#### Written instruction:
Copy the material word for word, starting at its first line and ending with the line that contains "label-9: 9 bbox=[463, 11, 481, 44]", including that line.
begin Information provided
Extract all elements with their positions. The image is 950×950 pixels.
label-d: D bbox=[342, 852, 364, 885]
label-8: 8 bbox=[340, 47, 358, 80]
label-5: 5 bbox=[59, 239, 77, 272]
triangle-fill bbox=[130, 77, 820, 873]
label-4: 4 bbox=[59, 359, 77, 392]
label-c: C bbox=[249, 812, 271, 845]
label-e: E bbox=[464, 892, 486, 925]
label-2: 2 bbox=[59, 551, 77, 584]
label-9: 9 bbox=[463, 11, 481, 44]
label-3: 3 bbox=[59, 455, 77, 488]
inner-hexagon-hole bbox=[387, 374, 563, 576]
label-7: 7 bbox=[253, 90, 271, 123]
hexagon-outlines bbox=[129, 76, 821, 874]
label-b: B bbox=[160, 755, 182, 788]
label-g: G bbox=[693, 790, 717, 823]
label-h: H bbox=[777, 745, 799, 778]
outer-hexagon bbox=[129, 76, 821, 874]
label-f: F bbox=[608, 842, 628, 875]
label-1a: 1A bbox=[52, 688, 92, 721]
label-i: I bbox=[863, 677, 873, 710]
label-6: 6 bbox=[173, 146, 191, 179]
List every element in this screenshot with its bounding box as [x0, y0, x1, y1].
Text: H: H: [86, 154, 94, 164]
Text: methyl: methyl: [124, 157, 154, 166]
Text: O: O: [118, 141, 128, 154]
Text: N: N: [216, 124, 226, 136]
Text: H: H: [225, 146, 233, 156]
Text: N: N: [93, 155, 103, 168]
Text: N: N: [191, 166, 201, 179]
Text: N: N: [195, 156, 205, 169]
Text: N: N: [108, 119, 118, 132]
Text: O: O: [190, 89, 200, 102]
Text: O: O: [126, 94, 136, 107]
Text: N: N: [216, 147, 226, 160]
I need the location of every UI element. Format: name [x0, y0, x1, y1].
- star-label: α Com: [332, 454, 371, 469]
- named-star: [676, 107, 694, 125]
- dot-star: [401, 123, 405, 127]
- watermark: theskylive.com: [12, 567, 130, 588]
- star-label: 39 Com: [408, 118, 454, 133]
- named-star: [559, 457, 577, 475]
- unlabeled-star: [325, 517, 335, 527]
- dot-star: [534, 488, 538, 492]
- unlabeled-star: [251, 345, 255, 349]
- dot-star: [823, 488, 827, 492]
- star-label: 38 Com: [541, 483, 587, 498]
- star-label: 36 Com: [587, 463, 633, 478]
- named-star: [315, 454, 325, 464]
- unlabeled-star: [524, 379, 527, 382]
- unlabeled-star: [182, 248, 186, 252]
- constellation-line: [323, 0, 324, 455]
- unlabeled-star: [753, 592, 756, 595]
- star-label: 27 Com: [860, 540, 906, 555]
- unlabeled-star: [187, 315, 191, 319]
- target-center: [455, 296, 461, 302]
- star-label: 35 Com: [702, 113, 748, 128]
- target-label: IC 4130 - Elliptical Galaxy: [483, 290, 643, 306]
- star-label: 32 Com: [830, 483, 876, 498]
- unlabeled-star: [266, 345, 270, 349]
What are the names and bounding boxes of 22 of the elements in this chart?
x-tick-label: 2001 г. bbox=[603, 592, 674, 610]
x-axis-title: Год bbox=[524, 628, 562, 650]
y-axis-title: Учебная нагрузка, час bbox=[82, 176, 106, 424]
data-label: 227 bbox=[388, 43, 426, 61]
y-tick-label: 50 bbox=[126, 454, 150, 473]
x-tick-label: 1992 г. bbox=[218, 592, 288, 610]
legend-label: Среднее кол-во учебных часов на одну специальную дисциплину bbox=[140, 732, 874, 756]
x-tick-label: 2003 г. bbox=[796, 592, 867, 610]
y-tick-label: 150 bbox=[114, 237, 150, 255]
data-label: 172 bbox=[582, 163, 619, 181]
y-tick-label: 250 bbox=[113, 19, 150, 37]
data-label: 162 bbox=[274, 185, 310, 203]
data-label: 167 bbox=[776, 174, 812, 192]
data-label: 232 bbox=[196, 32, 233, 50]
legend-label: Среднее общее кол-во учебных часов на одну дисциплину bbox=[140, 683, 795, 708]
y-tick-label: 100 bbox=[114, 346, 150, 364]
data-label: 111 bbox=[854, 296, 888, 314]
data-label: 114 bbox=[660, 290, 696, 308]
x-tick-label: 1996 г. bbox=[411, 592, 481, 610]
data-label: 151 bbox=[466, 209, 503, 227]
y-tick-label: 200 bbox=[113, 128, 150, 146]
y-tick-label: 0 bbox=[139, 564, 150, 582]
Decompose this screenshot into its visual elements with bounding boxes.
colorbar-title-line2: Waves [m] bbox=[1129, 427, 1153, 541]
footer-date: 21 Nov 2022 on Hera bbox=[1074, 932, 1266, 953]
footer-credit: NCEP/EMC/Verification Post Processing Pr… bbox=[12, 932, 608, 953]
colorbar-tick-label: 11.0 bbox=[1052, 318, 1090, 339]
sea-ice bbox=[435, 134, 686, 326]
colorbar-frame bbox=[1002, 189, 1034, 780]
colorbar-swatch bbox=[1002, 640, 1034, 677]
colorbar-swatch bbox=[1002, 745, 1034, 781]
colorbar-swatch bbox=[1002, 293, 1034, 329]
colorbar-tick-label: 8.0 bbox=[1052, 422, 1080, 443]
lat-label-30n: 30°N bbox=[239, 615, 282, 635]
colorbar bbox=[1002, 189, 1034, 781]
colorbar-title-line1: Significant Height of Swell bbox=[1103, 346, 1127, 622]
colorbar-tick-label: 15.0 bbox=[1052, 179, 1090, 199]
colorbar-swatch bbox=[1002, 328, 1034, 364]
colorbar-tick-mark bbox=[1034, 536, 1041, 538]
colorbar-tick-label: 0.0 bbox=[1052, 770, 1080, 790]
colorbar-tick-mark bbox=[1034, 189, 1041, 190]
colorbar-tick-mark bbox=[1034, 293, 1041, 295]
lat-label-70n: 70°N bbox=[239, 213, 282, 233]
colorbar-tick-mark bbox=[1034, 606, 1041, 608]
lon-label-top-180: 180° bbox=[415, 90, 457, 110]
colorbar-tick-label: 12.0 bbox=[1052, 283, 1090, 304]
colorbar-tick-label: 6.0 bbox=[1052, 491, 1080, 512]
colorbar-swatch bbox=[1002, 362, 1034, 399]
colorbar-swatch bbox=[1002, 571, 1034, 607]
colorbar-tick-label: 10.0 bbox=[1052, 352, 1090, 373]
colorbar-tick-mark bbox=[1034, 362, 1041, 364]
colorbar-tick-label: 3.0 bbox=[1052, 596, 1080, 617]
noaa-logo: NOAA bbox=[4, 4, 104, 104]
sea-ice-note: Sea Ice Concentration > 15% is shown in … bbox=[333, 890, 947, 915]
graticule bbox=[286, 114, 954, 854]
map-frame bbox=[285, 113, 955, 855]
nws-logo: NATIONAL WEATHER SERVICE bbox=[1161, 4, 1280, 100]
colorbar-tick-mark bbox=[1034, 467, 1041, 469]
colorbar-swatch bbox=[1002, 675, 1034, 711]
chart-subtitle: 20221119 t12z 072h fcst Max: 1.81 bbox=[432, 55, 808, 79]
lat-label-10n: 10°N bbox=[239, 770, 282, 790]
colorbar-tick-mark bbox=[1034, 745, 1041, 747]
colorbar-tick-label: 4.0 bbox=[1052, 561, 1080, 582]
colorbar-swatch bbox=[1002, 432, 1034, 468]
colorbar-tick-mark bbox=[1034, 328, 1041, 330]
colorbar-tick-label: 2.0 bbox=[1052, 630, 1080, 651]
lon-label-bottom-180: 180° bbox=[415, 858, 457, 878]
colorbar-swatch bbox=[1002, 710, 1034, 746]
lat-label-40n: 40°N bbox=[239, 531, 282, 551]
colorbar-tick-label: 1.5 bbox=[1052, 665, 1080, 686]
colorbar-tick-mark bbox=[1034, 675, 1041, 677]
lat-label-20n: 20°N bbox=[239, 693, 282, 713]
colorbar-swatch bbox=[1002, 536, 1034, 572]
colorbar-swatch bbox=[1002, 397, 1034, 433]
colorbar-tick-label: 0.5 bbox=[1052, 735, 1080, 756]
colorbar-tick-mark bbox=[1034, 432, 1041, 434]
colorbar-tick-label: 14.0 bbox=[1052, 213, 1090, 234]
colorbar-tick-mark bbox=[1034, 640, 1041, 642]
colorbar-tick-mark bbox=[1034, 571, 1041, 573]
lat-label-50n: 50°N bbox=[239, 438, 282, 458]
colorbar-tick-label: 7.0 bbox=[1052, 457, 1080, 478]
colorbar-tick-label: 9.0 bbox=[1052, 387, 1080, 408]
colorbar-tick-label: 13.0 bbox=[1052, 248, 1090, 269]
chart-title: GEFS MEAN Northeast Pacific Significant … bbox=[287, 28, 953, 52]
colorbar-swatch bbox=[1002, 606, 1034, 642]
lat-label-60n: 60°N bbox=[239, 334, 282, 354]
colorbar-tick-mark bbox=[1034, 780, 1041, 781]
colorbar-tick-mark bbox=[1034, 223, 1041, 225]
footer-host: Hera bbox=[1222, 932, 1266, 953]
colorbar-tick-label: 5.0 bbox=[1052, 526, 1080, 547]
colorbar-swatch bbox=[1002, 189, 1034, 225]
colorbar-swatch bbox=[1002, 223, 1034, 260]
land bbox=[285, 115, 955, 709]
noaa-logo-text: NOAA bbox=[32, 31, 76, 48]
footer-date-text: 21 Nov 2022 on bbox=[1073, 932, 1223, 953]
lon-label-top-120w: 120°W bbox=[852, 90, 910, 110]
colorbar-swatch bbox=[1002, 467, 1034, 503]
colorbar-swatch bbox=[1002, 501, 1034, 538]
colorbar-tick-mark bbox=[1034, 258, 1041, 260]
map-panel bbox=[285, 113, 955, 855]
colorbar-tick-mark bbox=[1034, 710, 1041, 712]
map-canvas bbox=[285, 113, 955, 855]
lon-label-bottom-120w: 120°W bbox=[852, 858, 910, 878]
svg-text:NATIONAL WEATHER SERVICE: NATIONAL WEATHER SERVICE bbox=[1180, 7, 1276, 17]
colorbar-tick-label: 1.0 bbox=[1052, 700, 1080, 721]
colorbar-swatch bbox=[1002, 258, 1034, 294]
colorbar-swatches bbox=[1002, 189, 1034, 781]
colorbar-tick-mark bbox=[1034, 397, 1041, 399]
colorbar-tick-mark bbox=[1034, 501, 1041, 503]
end Information provided
#### Solution:
Extract all elements with their positions. The image is 950×950 pixels.
label-d: D bbox=[342, 852, 364, 885]
label-8: 8 bbox=[340, 47, 358, 80]
label-5: 5 bbox=[59, 239, 77, 272]
triangle-fill bbox=[130, 77, 820, 873]
label-4: 4 bbox=[59, 359, 77, 392]
label-c: C bbox=[249, 812, 271, 845]
label-e: E bbox=[464, 892, 486, 925]
label-2: 2 bbox=[59, 551, 77, 584]
label-9: 9 bbox=[463, 11, 481, 44]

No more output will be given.